Write out the material exactly. Do not include the pictures.

**** DATASET EXCERPTS ****

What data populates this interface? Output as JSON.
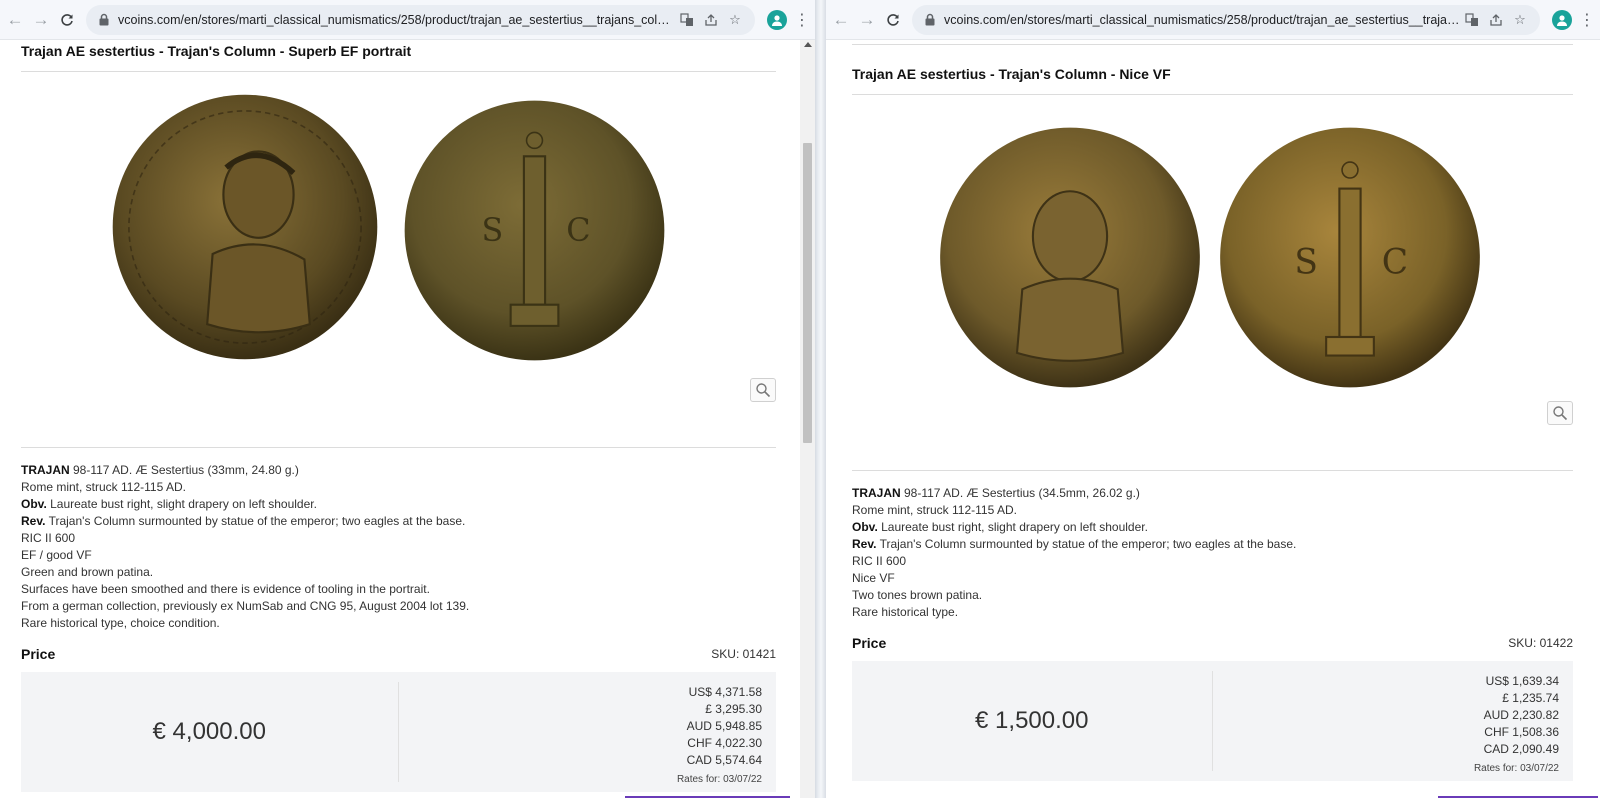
{
  "left": {
    "url": "vcoins.com/en/stores/marti_classical_numismatics/258/product/trajan_ae_sestertius__trajans_column__...",
    "title": "Trajan AE sestertius - Trajan's Column - Superb EF portrait",
    "desc": {
      "l1_bold": "TRAJAN",
      "l1_rest": " 98-117 AD. Æ Sestertius (33mm, 24.80 g.)",
      "l2": "Rome mint, struck 112-115 AD.",
      "l3_bold": "Obv.",
      "l3_rest": " Laureate bust right, slight drapery on left shoulder.",
      "l4_bold": "Rev.",
      "l4_rest": " Trajan's Column surmounted by statue of the emperor; two eagles at the base.",
      "l5": "RIC II 600",
      "l6": "EF / good VF",
      "l7": "Green and brown patina.",
      "l8": "Surfaces have been smoothed and there is evidence of tooling in the portrait.",
      "l9": "From a german collection, previously ex NumSab and CNG 95, August 2004 lot 139.",
      "l10": "Rare historical type, choice condition."
    },
    "price_label": "Price",
    "sku": "SKU: 01421",
    "price": "€ 4,000.00",
    "rates": [
      "US$ 4,371.58",
      "£ 3,295.30",
      "AUD 5,948.85",
      "CHF 4,022.30",
      "CAD 5,574.64"
    ],
    "rates_date": "Rates for: 03/07/22",
    "coin_colors": {
      "obverse": "#5a4a22",
      "reverse": "#5e5228"
    }
  },
  "right": {
    "url": "vcoins.com/en/stores/marti_classical_numismatics/258/product/trajan_ae_sestertius__trajans_col...",
    "title": "Trajan AE sestertius - Trajan's Column - Nice VF",
    "desc": {
      "l1_bold": "TRAJAN",
      "l1_rest": " 98-117 AD. Æ Sestertius (34.5mm, 26.02 g.)",
      "l2": "Rome mint, struck 112-115 AD.",
      "l3_bold": "Obv.",
      "l3_rest": " Laureate bust right, slight drapery on left shoulder.",
      "l4_bold": "Rev.",
      "l4_rest": " Trajan's Column surmounted by statue of the emperor; two eagles at the base.",
      "l5": "RIC II 600",
      "l6": "Nice VF",
      "l7": "Two tones brown patina.",
      "l8": "Rare historical type."
    },
    "price_label": "Price",
    "sku": "SKU: 01422",
    "price": "€ 1,500.00",
    "rates": [
      "US$ 1,639.34",
      "£ 1,235.74",
      "AUD 2,230.82",
      "CHF 1,508.36",
      "CAD 2,090.49"
    ],
    "rates_date": "Rates for: 03/07/22",
    "coin_colors": {
      "obverse": "#6e5a2a",
      "reverse": "#7a6228"
    }
  },
  "icons": {
    "back": "arrow-left-icon",
    "forward": "arrow-right-icon",
    "reload": "reload-icon",
    "lock": "lock-icon",
    "translate": "translate-icon",
    "share": "share-icon",
    "bookmark": "star-icon",
    "profile": "avatar",
    "menu": "kebab-menu-icon",
    "zoom": "magnifier-icon"
  }
}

****

= EXERCISE ANSWER =
What data populates this interface? Output as JSON.
{
  "left": {
    "url": "vcoins.com/en/stores/marti_classical_numismatics/258/product/trajan_ae_sestertius__trajans_column__...",
    "title": "Trajan AE sestertius - Trajan's Column - Superb EF portrait",
    "desc": {
      "l1_bold": "TRAJAN",
      "l1_rest": " 98-117 AD. Æ Sestertius (33mm, 24.80 g.)",
      "l2": "Rome mint, struck 112-115 AD.",
      "l3_bold": "Obv.",
      "l3_rest": " Laureate bust right, slight drapery on left shoulder.",
      "l4_bold": "Rev.",
      "l4_rest": " Trajan's Column surmounted by statue of the emperor; two eagles at the base.",
      "l5": "RIC II 600",
      "l6": "EF / good VF",
      "l7": "Green and brown patina.",
      "l8": "Surfaces have been smoothed and there is evidence of tooling in the portrait.",
      "l9": "From a german collection, previously ex NumSab and CNG 95, August 2004 lot 139.",
      "l10": "Rare historical type, choice condition."
    },
    "price_label": "Price",
    "sku": "SKU: 01421",
    "price": "€ 4,000.00",
    "rates": [
      "US$ 4,371.58",
      "£ 3,295.30",
      "AUD 5,948.85",
      "CHF 4,022.30",
      "CAD 5,574.64"
    ],
    "rates_date": "Rates for: 03/07/22",
    "coin_colors": {
      "obverse": "#5a4a22",
      "reverse": "#5e5228"
    }
  },
  "right": {
    "url": "vcoins.com/en/stores/marti_classical_numismatics/258/product/trajan_ae_sestertius__trajans_col...",
    "title": "Trajan AE sestertius - Trajan's Column - Nice VF",
    "desc": {
      "l1_bold": "TRAJAN",
      "l1_rest": " 98-117 AD. Æ Sestertius (34.5mm, 26.02 g.)",
      "l2": "Rome mint, struck 112-115 AD.",
      "l3_bold": "Obv.",
      "l3_rest": " Laureate bust right, slight drapery on left shoulder.",
      "l4_bold": "Rev.",
      "l4_rest": " Trajan's Column surmounted by statue of the emperor; two eagles at the base.",
      "l5": "RIC II 600",
      "l6": "Nice VF",
      "l7": "Two tones brown patina.",
      "l8": "Rare historical type."
    },
    "price_label": "Price",
    "sku": "SKU: 01422",
    "price": "€ 1,500.00",
    "rates": [
      "US$ 1,639.34",
      "£ 1,235.74",
      "AUD 2,230.82",
      "CHF 1,508.36",
      "CAD 2,090.49"
    ],
    "rates_date": "Rates for: 03/07/22",
    "coin_colors": {
      "obverse": "#6e5a2a",
      "reverse": "#7a6228"
    }
  },
  "icons": {
    "back": "arrow-left-icon",
    "forward": "arrow-right-icon",
    "reload": "reload-icon",
    "lock": "lock-icon",
    "translate": "translate-icon",
    "share": "share-icon",
    "bookmark": "star-icon",
    "profile": "avatar",
    "menu": "kebab-menu-icon",
    "zoom": "magnifier-icon"
  }
}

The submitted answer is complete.